• **PROBLEM DETAILS**
Copy each line exactly. Leave nothing out.

------

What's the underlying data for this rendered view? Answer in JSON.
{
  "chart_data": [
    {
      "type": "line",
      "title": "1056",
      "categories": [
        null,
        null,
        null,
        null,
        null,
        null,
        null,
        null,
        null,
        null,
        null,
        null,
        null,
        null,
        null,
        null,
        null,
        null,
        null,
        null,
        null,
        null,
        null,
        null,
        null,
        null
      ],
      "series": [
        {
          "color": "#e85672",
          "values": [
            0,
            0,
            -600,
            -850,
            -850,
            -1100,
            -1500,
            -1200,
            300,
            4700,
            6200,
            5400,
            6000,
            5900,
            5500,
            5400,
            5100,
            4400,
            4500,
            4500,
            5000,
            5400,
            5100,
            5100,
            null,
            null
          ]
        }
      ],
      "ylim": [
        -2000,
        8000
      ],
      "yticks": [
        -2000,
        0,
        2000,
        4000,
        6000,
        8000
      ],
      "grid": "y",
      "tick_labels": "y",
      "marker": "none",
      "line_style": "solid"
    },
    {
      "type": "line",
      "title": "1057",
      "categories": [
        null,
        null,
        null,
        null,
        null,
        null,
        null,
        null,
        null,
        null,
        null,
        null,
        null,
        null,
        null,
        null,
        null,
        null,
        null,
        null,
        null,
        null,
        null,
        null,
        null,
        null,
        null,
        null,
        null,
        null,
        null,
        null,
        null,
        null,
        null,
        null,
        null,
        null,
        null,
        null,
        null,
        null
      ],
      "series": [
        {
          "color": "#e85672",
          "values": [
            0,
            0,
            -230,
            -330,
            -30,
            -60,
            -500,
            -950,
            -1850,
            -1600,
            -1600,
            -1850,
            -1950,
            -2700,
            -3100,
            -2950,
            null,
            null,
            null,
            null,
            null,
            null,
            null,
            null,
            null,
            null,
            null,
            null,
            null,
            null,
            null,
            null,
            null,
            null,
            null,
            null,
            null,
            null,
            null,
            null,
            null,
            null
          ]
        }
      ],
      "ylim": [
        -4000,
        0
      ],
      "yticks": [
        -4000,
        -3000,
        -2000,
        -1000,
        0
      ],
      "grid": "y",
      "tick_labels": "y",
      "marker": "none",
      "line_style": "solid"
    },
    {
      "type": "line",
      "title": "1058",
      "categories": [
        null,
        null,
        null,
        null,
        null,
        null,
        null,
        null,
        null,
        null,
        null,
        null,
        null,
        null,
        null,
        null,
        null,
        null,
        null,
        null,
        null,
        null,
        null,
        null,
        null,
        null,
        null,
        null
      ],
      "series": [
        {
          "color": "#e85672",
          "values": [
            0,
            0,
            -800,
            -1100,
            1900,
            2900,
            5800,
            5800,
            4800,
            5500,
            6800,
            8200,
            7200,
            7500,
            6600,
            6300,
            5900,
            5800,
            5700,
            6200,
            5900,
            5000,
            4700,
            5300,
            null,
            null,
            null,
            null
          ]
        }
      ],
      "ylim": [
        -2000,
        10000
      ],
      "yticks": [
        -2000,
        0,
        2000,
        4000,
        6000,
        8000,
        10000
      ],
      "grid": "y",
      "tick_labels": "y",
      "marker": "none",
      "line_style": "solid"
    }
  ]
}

------

• **WRITTEN REPLY**
What's the underlying data for this rendered view? Answer in JSON.
{
  "chart_data": [
    {
      "type": "line",
      "title": "1056",
      "categories": [
        null,
        null,
        null,
        null,
        null,
        null,
        null,
        null,
        null,
        null,
        null,
        null,
        null,
        null,
        null,
        null,
        null,
        null,
        null,
        null,
        null,
        null,
        null,
        null,
        null,
        null
      ],
      "series": [
        {
          "color": "#e85672",
          "values": [
            0,
            0,
            -600,
            -850,
            -850,
            -1100,
            -1500,
            -1200,
            300,
            4700,
            6200,
            5400,
            6000,
            5900,
            5500,
            5400,
            5100,
            4400,
            4500,
            4500,
            5000,
            5400,
            5100,
            5100,
            null,
            null
          ]
        }
      ],
      "ylim": [
        -2000,
        8000
      ],
      "yticks": [
        -2000,
        0,
        2000,
        4000,
        6000,
        8000
      ],
      "grid": "y",
      "tick_labels": "y",
      "marker": "none",
      "line_style": "solid"
    },
    {
      "type": "line",
      "title": "1057",
      "categories": [
        null,
        null,
        null,
        null,
        null,
        null,
        null,
        null,
        null,
        null,
        null,
        null,
        null,
        null,
        null,
        null,
        null,
        null,
        null,
        null,
        null,
        null,
        null,
        null,
        null,
        null,
        null,
        null,
        null,
        null,
        null,
        null,
        null,
        null,
        null,
        null,
        null,
        null,
        null,
        null,
        null,
        null
      ],
      "series": [
        {
          "color": "#e85672",
          "values": [
            0,
            0,
            -230,
            -330,
            -30,
            -60,
            -500,
            -950,
            -1850,
            -1600,
            -1600,
            -1850,
            -1950,
            -2700,
            -3100,
            -2950,
            null,
            null,
            null,
            null,
            null,
            null,
            null,
            null,
            null,
            null,
            null,
            null,
            null,
            null,
            null,
            null,
            null,
            null,
            null,
            null,
            null,
            null,
            null,
            null,
            null,
            null
          ]
        }
      ],
      "ylim": [
        -4000,
        0
      ],
      "yticks": [
        -4000,
        -3000,
        -2000,
        -1000,
        0
      ],
      "grid": "y",
      "tick_labels": "y",
      "marker": "none",
      "line_style": "solid"
    },
    {
      "type": "line",
      "title": "1058",
      "categories": [
        null,
        null,
        null,
        null,
        null,
        null,
        null,
        null,
        null,
        null,
        null,
        null,
        null,
        null,
        null,
        null,
        null,
        null,
        null,
        null,
        null,
        null,
        null,
        null,
        null,
        null,
        null,
        null
      ],
      "series": [
        {
          "color": "#e85672",
          "values": [
            0,
            0,
            -800,
            -1100,
            1900,
            2900,
            5800,
            5800,
            4800,
            5500,
            6800,
            8200,
            7200,
            7500,
            6600,
            6300,
            5900,
            5800,
            5700,
            6200,
            5900,
            5000,
            4700,
            5300,
            null,
            null,
            null,
            null
          ]
        }
      ],
      "ylim": [
        -2000,
        10000
      ],
      "yticks": [
        -2000,
        0,
        2000,
        4000,
        6000,
        8000,
        10000
      ],
      "grid": "y",
      "tick_labels": "y",
      "marker": "none",
      "line_style": "solid"
    }
  ]
}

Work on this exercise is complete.